## WHAT YOU WILL DO
Each entry here needs to be set down again exactly, please; pictures are left out.

## DATA PROVIDED
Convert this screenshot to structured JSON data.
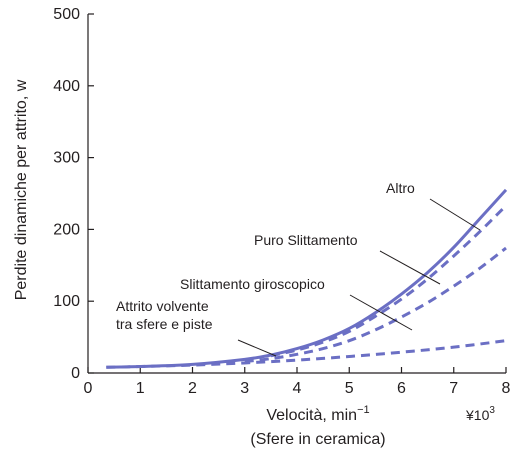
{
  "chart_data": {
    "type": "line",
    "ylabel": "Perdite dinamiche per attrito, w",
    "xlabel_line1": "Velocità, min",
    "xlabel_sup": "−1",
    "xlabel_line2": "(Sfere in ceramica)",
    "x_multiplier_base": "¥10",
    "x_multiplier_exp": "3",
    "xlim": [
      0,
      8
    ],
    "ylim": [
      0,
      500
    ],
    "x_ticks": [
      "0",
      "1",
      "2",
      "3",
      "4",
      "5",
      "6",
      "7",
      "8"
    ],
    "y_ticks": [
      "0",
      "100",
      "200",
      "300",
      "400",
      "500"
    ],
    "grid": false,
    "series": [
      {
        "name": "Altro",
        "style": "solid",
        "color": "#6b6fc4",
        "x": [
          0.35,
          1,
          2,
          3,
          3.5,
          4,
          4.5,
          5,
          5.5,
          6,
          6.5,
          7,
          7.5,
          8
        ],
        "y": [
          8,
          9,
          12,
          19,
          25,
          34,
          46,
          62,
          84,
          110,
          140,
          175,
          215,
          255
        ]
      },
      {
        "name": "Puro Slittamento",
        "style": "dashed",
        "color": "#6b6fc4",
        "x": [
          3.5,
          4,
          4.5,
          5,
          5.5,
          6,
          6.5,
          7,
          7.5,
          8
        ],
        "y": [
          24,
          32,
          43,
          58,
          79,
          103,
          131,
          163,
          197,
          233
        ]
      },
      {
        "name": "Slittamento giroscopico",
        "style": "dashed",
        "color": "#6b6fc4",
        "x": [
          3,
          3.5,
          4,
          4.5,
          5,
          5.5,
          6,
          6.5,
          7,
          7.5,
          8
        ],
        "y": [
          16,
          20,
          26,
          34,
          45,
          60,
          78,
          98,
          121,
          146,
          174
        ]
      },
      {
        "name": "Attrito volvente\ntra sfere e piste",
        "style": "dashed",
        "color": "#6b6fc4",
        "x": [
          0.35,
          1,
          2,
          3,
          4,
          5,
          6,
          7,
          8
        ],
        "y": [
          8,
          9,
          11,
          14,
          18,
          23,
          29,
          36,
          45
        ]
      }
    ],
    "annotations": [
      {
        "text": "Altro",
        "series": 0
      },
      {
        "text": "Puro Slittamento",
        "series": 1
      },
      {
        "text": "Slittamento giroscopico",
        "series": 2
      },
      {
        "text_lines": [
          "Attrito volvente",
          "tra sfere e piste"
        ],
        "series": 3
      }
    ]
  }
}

## THE COMPLETED TASK
Convert this screenshot to structured JSON data.
{
  "chart_data": {
    "type": "line",
    "ylabel": "Perdite dinamiche per attrito, w",
    "xlabel_line1": "Velocità, min",
    "xlabel_sup": "−1",
    "xlabel_line2": "(Sfere in ceramica)",
    "x_multiplier_base": "¥10",
    "x_multiplier_exp": "3",
    "xlim": [
      0,
      8
    ],
    "ylim": [
      0,
      500
    ],
    "x_ticks": [
      "0",
      "1",
      "2",
      "3",
      "4",
      "5",
      "6",
      "7",
      "8"
    ],
    "y_ticks": [
      "0",
      "100",
      "200",
      "300",
      "400",
      "500"
    ],
    "grid": false,
    "series": [
      {
        "name": "Altro",
        "style": "solid",
        "color": "#6b6fc4",
        "x": [
          0.35,
          1,
          2,
          3,
          3.5,
          4,
          4.5,
          5,
          5.5,
          6,
          6.5,
          7,
          7.5,
          8
        ],
        "y": [
          8,
          9,
          12,
          19,
          25,
          34,
          46,
          62,
          84,
          110,
          140,
          175,
          215,
          255
        ]
      },
      {
        "name": "Puro Slittamento",
        "style": "dashed",
        "color": "#6b6fc4",
        "x": [
          3.5,
          4,
          4.5,
          5,
          5.5,
          6,
          6.5,
          7,
          7.5,
          8
        ],
        "y": [
          24,
          32,
          43,
          58,
          79,
          103,
          131,
          163,
          197,
          233
        ]
      },
      {
        "name": "Slittamento giroscopico",
        "style": "dashed",
        "color": "#6b6fc4",
        "x": [
          3,
          3.5,
          4,
          4.5,
          5,
          5.5,
          6,
          6.5,
          7,
          7.5,
          8
        ],
        "y": [
          16,
          20,
          26,
          34,
          45,
          60,
          78,
          98,
          121,
          146,
          174
        ]
      },
      {
        "name": "Attrito volvente\ntra sfere e piste",
        "style": "dashed",
        "color": "#6b6fc4",
        "x": [
          0.35,
          1,
          2,
          3,
          4,
          5,
          6,
          7,
          8
        ],
        "y": [
          8,
          9,
          11,
          14,
          18,
          23,
          29,
          36,
          45
        ]
      }
    ],
    "annotations": [
      {
        "text": "Altro",
        "series": 0
      },
      {
        "text": "Puro Slittamento",
        "series": 1
      },
      {
        "text": "Slittamento giroscopico",
        "series": 2
      },
      {
        "text_lines": [
          "Attrito volvente",
          "tra sfere e piste"
        ],
        "series": 3
      }
    ]
  }
}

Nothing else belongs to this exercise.